> DO THIS: Transcribe all the records exactly and omit any images they hold.

--- Start of DATASET ENTRIES ---

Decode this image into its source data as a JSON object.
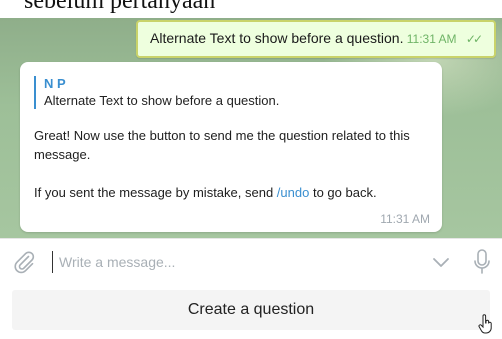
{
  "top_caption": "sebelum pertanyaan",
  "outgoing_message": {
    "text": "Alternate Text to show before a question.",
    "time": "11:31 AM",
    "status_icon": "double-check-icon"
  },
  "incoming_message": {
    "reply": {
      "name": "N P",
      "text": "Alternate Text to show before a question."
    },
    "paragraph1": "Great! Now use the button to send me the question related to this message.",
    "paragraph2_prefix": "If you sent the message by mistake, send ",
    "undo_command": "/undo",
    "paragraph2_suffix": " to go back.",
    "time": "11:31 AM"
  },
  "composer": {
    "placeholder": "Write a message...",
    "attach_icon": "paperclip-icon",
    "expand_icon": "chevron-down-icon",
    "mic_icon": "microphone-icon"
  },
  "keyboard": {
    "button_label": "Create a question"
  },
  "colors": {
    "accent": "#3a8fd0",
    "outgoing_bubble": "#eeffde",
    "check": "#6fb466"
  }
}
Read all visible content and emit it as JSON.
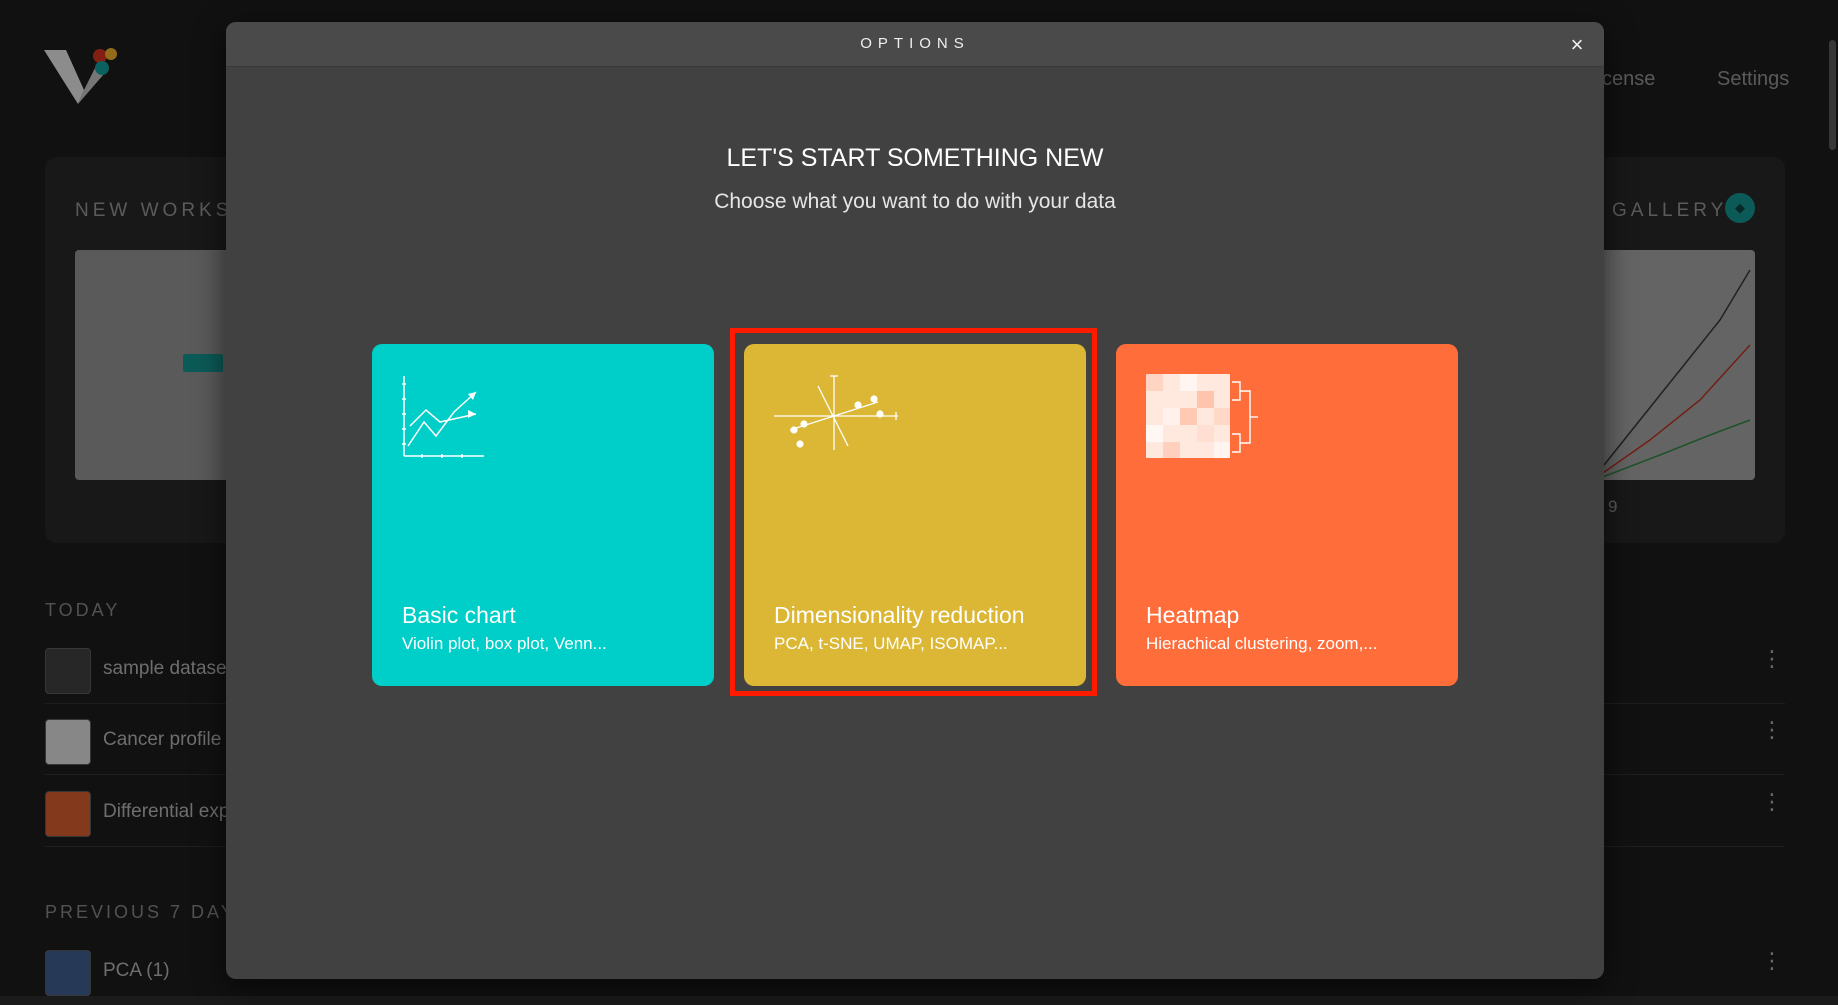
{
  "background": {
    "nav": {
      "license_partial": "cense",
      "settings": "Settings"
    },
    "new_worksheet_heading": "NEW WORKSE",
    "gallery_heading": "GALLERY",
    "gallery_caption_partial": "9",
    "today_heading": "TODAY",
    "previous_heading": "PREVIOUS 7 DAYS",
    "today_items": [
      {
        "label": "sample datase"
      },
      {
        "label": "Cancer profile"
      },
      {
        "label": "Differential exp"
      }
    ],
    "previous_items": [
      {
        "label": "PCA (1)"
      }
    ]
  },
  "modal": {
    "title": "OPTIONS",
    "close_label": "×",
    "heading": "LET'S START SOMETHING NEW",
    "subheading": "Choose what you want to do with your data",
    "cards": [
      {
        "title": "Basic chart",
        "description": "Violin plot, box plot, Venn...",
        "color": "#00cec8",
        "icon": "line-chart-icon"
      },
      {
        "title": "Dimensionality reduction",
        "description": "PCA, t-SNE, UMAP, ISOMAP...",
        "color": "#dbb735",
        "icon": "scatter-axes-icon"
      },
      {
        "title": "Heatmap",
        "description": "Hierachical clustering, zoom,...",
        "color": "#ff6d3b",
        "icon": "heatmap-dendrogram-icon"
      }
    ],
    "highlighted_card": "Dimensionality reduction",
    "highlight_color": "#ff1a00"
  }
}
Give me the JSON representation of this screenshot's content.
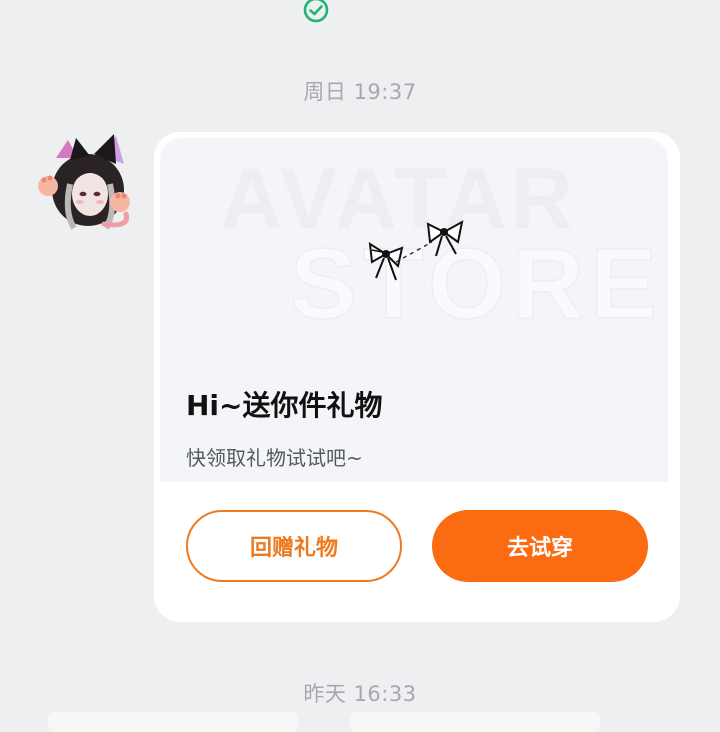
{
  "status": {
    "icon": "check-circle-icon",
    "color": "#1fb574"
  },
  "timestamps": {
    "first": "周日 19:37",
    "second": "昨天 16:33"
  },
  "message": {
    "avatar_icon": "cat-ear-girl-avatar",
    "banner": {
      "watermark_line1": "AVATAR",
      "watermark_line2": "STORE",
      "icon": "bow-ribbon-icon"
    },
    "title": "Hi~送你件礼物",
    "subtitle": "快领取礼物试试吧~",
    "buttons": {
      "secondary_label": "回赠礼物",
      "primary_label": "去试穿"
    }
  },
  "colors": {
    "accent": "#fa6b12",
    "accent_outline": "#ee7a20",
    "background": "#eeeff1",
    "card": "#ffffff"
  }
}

--- End of DATASET ENTRIES ---

> REPLY:
Decode this image into its source data as a JSON object.
{
  "top_caption": "sebelum pertanyaan",
  "outgoing_message": {
    "text": "Alternate Text to show before a question.",
    "time": "11:31 AM",
    "status_icon": "double-check-icon"
  },
  "incoming_message": {
    "reply": {
      "name": "N P",
      "text": "Alternate Text to show before a question."
    },
    "paragraph1": "Great! Now use the button to send me the question related to this message.",
    "paragraph2_prefix": "If you sent the message by mistake, send ",
    "undo_command": "/undo",
    "paragraph2_suffix": " to go back.",
    "time": "11:31 AM"
  },
  "composer": {
    "placeholder": "Write a message...",
    "attach_icon": "paperclip-icon",
    "expand_icon": "chevron-down-icon",
    "mic_icon": "microphone-icon"
  },
  "keyboard": {
    "button_label": "Create a question"
  },
  "colors": {
    "accent": "#3a8fd0",
    "outgoing_bubble": "#eeffde",
    "check": "#6fb466"
  }
}
Read all visible content and emit it as JSON.
{
  "background": {
    "nav": {
      "license_partial": "cense",
      "settings": "Settings"
    },
    "new_worksheet_heading": "NEW WORKSE",
    "gallery_heading": "GALLERY",
    "gallery_caption_partial": "9",
    "today_heading": "TODAY",
    "previous_heading": "PREVIOUS 7 DAYS",
    "today_items": [
      {
        "label": "sample datase"
      },
      {
        "label": "Cancer profile"
      },
      {
        "label": "Differential exp"
      }
    ],
    "previous_items": [
      {
        "label": "PCA (1)"
      }
    ]
  },
  "modal": {
    "title": "OPTIONS",
    "close_label": "×",
    "heading": "LET'S START SOMETHING NEW",
    "subheading": "Choose what you want to do with your data",
    "cards": [
      {
        "title": "Basic chart",
        "description": "Violin plot, box plot, Venn...",
        "color": "#00cec8",
        "icon": "line-chart-icon"
      },
      {
        "title": "Dimensionality reduction",
        "description": "PCA, t-SNE, UMAP, ISOMAP...",
        "color": "#dbb735",
        "icon": "scatter-axes-icon"
      },
      {
        "title": "Heatmap",
        "description": "Hierachical clustering, zoom,...",
        "color": "#ff6d3b",
        "icon": "heatmap-dendrogram-icon"
      }
    ],
    "highlighted_card": "Dimensionality reduction",
    "highlight_color": "#ff1a00"
  }
}
Give me the JSON representation of this screenshot's content.
{
  "status": {
    "icon": "check-circle-icon",
    "color": "#1fb574"
  },
  "timestamps": {
    "first": "周日 19:37",
    "second": "昨天 16:33"
  },
  "message": {
    "avatar_icon": "cat-ear-girl-avatar",
    "banner": {
      "watermark_line1": "AVATAR",
      "watermark_line2": "STORE",
      "icon": "bow-ribbon-icon"
    },
    "title": "Hi~送你件礼物",
    "subtitle": "快领取礼物试试吧~",
    "buttons": {
      "secondary_label": "回赠礼物",
      "primary_label": "去试穿"
    }
  },
  "colors": {
    "accent": "#fa6b12",
    "accent_outline": "#ee7a20",
    "background": "#eeeff1",
    "card": "#ffffff"
  }
}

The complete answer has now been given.